> **Excerpted data**
** START **

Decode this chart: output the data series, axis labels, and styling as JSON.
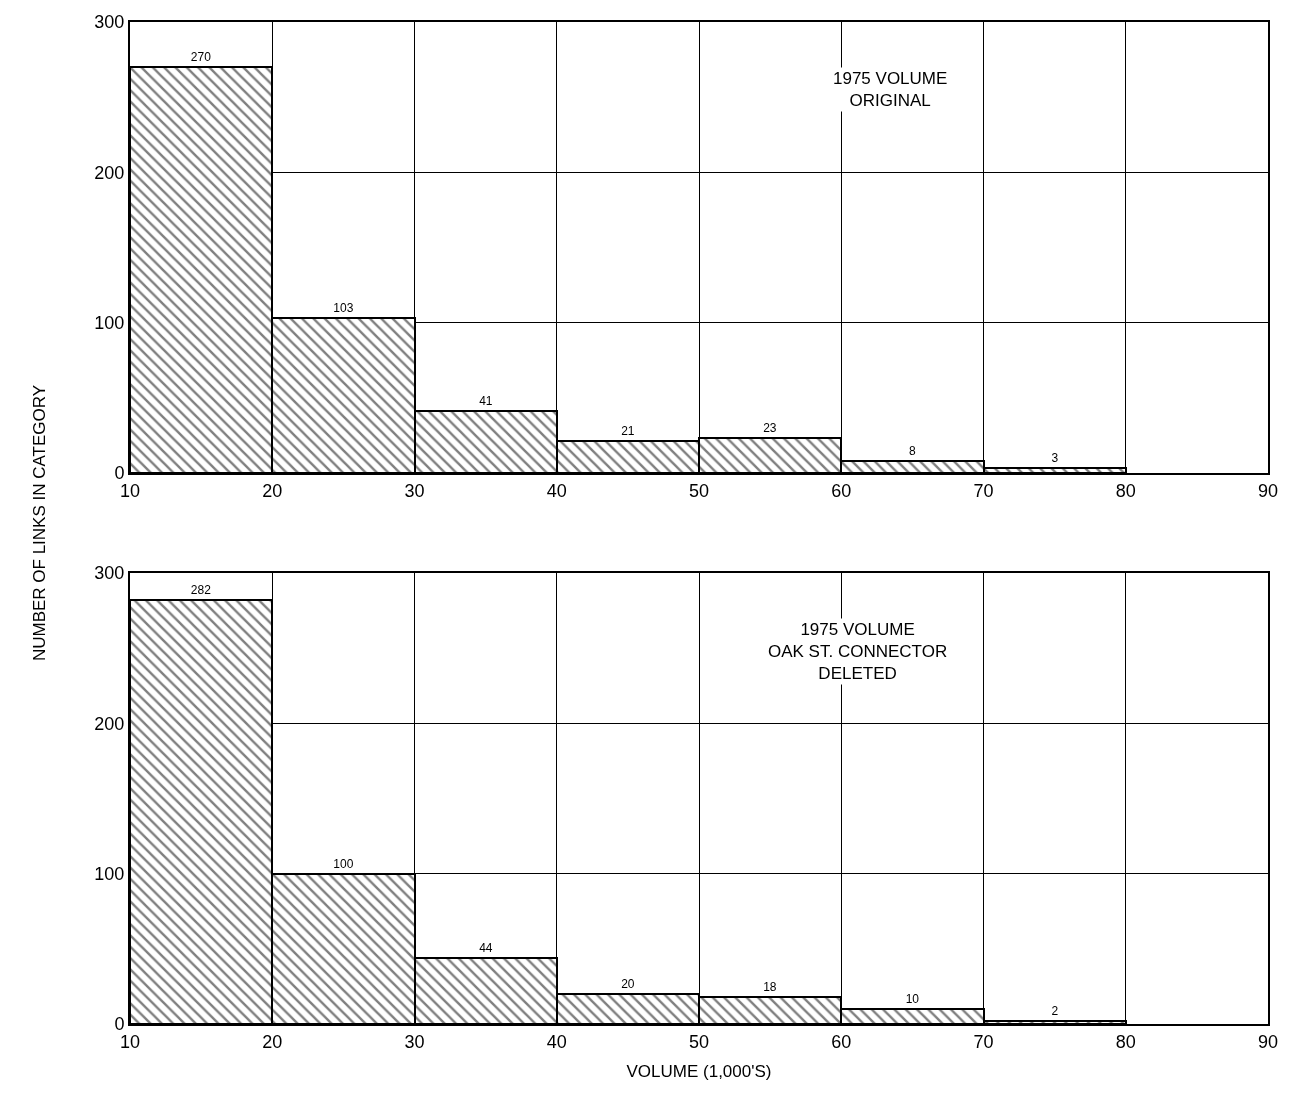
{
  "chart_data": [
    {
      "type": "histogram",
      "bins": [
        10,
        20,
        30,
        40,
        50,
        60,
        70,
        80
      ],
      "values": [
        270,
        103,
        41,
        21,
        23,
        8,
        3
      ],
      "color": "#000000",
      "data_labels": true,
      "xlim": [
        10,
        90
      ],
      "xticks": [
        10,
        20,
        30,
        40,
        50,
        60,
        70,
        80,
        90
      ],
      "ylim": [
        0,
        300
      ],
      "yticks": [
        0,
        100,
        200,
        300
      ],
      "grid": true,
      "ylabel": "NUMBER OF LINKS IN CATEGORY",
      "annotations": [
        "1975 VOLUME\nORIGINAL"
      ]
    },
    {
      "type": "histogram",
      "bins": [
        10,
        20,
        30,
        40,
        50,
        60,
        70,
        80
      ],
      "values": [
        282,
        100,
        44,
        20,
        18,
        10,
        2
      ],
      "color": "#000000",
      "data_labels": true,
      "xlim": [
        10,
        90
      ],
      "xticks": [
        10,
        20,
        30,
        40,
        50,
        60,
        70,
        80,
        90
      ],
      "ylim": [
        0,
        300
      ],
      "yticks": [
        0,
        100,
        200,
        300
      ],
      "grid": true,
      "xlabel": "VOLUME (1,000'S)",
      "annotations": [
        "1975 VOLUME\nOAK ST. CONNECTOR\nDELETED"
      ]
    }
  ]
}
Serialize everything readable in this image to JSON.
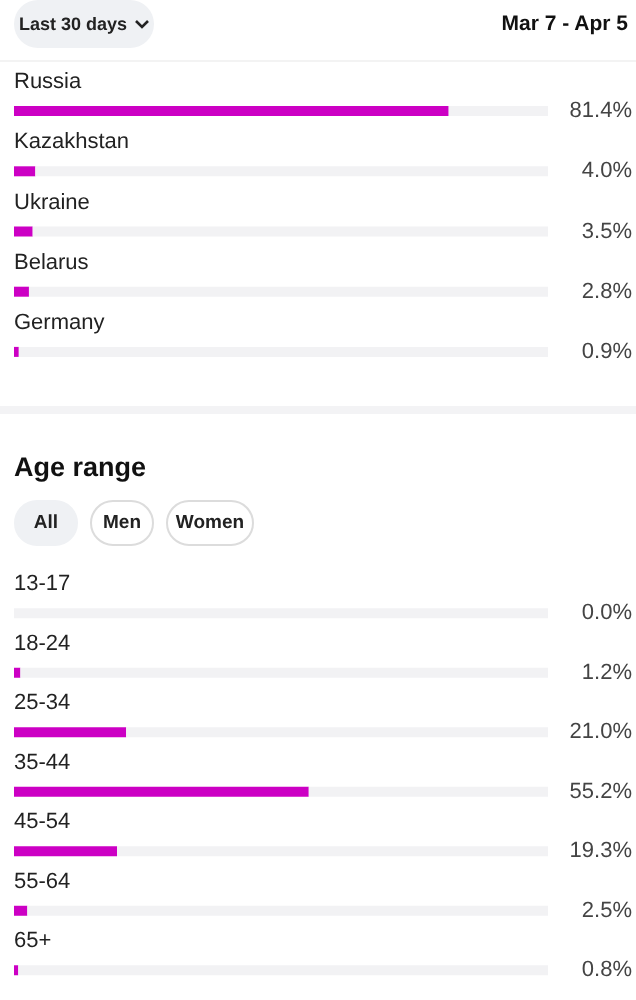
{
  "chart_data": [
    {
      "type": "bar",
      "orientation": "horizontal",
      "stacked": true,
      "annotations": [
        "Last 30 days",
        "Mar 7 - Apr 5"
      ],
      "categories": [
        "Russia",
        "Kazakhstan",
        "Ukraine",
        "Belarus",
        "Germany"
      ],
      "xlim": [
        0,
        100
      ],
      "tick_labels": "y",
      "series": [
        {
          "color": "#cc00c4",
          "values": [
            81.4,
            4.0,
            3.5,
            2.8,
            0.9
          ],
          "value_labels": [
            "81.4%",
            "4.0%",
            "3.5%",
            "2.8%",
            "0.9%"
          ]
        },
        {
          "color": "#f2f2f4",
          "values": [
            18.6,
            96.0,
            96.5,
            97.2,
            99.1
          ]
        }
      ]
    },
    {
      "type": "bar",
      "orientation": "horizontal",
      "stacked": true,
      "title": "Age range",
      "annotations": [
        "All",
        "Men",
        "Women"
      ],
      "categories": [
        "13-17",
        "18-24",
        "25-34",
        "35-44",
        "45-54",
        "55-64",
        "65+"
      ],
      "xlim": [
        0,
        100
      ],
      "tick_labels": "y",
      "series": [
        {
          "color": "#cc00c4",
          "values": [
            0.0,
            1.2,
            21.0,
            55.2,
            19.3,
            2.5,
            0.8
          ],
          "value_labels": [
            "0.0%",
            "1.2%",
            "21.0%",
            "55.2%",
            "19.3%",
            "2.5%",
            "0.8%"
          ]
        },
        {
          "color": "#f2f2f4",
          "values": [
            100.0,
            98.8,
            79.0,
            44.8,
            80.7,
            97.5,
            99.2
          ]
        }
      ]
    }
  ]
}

** END **

> **Set exercise**
What is the number of lines in the data that hold the string "this"? Answer with the number only.

> **Solution to the problem**
2